### SUPPLIED DATA ###
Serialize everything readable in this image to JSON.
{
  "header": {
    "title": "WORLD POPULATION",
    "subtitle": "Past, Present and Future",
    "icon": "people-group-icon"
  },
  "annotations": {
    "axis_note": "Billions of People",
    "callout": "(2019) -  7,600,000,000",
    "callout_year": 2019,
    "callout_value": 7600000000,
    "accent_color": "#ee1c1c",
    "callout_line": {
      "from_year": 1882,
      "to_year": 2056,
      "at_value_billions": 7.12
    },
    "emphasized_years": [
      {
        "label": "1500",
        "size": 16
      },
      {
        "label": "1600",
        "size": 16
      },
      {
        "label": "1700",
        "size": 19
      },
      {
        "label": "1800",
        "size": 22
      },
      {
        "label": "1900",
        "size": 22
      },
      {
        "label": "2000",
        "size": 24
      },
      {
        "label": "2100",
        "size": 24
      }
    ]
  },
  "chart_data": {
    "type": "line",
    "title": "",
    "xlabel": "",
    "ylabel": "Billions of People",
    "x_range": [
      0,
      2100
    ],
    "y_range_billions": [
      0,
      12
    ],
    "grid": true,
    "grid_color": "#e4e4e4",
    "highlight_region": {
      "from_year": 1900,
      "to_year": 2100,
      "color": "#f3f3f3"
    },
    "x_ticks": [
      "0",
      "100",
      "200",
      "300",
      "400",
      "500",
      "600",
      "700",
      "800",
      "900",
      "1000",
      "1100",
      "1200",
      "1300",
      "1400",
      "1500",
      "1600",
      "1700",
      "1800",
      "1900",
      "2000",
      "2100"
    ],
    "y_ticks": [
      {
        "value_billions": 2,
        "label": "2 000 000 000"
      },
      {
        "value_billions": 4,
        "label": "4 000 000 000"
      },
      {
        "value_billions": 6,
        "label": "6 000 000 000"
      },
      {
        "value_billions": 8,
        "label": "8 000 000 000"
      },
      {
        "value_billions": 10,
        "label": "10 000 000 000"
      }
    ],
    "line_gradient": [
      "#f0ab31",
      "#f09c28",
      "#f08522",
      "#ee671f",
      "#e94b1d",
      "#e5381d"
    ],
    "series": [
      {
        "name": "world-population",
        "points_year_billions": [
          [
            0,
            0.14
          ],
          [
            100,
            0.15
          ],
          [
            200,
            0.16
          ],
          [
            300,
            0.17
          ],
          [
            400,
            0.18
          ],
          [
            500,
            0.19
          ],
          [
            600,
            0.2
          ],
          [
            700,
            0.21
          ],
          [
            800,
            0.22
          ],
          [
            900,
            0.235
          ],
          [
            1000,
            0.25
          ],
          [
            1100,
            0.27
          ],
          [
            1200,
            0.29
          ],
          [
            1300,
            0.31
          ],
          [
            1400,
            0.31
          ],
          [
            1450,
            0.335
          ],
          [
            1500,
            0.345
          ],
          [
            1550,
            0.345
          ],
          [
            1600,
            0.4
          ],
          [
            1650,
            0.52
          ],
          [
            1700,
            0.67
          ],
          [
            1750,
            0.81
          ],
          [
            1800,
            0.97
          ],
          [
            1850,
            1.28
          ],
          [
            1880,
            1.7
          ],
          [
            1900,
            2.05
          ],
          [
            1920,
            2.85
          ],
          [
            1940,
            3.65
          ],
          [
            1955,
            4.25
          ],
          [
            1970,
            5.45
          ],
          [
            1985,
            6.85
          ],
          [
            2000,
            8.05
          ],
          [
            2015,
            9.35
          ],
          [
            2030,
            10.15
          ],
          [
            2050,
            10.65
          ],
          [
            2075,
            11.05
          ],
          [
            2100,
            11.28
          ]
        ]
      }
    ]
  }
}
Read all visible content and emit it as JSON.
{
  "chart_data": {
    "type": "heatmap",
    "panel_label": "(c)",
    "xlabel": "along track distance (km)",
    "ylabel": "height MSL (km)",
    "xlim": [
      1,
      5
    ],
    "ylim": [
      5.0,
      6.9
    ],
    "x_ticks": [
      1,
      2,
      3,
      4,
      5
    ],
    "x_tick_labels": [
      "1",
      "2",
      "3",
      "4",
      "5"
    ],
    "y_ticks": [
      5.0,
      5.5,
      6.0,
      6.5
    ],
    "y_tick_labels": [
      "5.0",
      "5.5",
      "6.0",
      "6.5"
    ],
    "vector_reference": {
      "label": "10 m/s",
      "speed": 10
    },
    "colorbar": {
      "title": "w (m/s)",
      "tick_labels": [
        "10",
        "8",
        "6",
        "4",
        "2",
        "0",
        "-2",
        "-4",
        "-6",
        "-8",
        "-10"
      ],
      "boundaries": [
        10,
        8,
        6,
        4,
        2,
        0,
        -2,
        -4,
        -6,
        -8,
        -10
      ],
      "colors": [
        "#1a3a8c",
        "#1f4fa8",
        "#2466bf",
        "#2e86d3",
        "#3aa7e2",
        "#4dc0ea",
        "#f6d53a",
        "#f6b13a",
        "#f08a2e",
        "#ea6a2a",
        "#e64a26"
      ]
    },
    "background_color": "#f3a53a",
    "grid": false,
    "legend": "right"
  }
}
###
TASK PROMPT:
Exactly as written above, please repeat the entries.

SOLUTION:
Serialize everything readable in this image to JSON.
{
  "header": {
    "title": "WORLD POPULATION",
    "subtitle": "Past, Present and Future",
    "icon": "people-group-icon"
  },
  "annotations": {
    "axis_note": "Billions of People",
    "callout": "(2019) -  7,600,000,000",
    "callout_year": 2019,
    "callout_value": 7600000000,
    "accent_color": "#ee1c1c",
    "callout_line": {
      "from_year": 1882,
      "to_year": 2056,
      "at_value_billions": 7.12
    },
    "emphasized_years": [
      {
        "label": "1500",
        "size": 16
      },
      {
        "label": "1600",
        "size": 16
      },
      {
        "label": "1700",
        "size": 19
      },
      {
        "label": "1800",
        "size": 22
      },
      {
        "label": "1900",
        "size": 22
      },
      {
        "label": "2000",
        "size": 24
      },
      {
        "label": "2100",
        "size": 24
      }
    ]
  },
  "chart_data": {
    "type": "line",
    "title": "",
    "xlabel": "",
    "ylabel": "Billions of People",
    "x_range": [
      0,
      2100
    ],
    "y_range_billions": [
      0,
      12
    ],
    "grid": true,
    "grid_color": "#e4e4e4",
    "highlight_region": {
      "from_year": 1900,
      "to_year": 2100,
      "color": "#f3f3f3"
    },
    "x_ticks": [
      "0",
      "100",
      "200",
      "300",
      "400",
      "500",
      "600",
      "700",
      "800",
      "900",
      "1000",
      "1100",
      "1200",
      "1300",
      "1400",
      "1500",
      "1600",
      "1700",
      "1800",
      "1900",
      "2000",
      "2100"
    ],
    "y_ticks": [
      {
        "value_billions": 2,
        "label": "2 000 000 000"
      },
      {
        "value_billions": 4,
        "label": "4 000 000 000"
      },
      {
        "value_billions": 6,
        "label": "6 000 000 000"
      },
      {
        "value_billions": 8,
        "label": "8 000 000 000"
      },
      {
        "value_billions": 10,
        "label": "10 000 000 000"
      }
    ],
    "line_gradient": [
      "#f0ab31",
      "#f09c28",
      "#f08522",
      "#ee671f",
      "#e94b1d",
      "#e5381d"
    ],
    "series": [
      {
        "name": "world-population",
        "points_year_billions": [
          [
            0,
            0.14
          ],
          [
            100,
            0.15
          ],
          [
            200,
            0.16
          ],
          [
            300,
            0.17
          ],
          [
            400,
            0.18
          ],
          [
            500,
            0.19
          ],
          [
            600,
            0.2
          ],
          [
            700,
            0.21
          ],
          [
            800,
            0.22
          ],
          [
            900,
            0.235
          ],
          [
            1000,
            0.25
          ],
          [
            1100,
            0.27
          ],
          [
            1200,
            0.29
          ],
          [
            1300,
            0.31
          ],
          [
            1400,
            0.31
          ],
          [
            1450,
            0.335
          ],
          [
            1500,
            0.345
          ],
          [
            1550,
            0.345
          ],
          [
            1600,
            0.4
          ],
          [
            1650,
            0.52
          ],
          [
            1700,
            0.67
          ],
          [
            1750,
            0.81
          ],
          [
            1800,
            0.97
          ],
          [
            1850,
            1.28
          ],
          [
            1880,
            1.7
          ],
          [
            1900,
            2.05
          ],
          [
            1920,
            2.85
          ],
          [
            1940,
            3.65
          ],
          [
            1955,
            4.25
          ],
          [
            1970,
            5.45
          ],
          [
            1985,
            6.85
          ],
          [
            2000,
            8.05
          ],
          [
            2015,
            9.35
          ],
          [
            2030,
            10.15
          ],
          [
            2050,
            10.65
          ],
          [
            2075,
            11.05
          ],
          [
            2100,
            11.28
          ]
        ]
      }
    ]
  }
}
Read all visible content and emit it as JSON.
{
  "chart_data": {
    "type": "heatmap",
    "panel_label": "(c)",
    "xlabel": "along track distance (km)",
    "ylabel": "height MSL (km)",
    "xlim": [
      1,
      5
    ],
    "ylim": [
      5.0,
      6.9
    ],
    "x_ticks": [
      1,
      2,
      3,
      4,
      5
    ],
    "x_tick_labels": [
      "1",
      "2",
      "3",
      "4",
      "5"
    ],
    "y_ticks": [
      5.0,
      5.5,
      6.0,
      6.5
    ],
    "y_tick_labels": [
      "5.0",
      "5.5",
      "6.0",
      "6.5"
    ],
    "vector_reference": {
      "label": "10 m/s",
      "speed": 10
    },
    "colorbar": {
      "title": "w (m/s)",
      "tick_labels": [
        "10",
        "8",
        "6",
        "4",
        "2",
        "0",
        "-2",
        "-4",
        "-6",
        "-8",
        "-10"
      ],
      "boundaries": [
        10,
        8,
        6,
        4,
        2,
        0,
        -2,
        -4,
        -6,
        -8,
        -10
      ],
      "colors": [
        "#1a3a8c",
        "#1f4fa8",
        "#2466bf",
        "#2e86d3",
        "#3aa7e2",
        "#4dc0ea",
        "#f6d53a",
        "#f6b13a",
        "#f08a2e",
        "#ea6a2a",
        "#e64a26"
      ]
    },
    "background_color": "#f3a53a",
    "grid": false,
    "legend": "right"
  }
}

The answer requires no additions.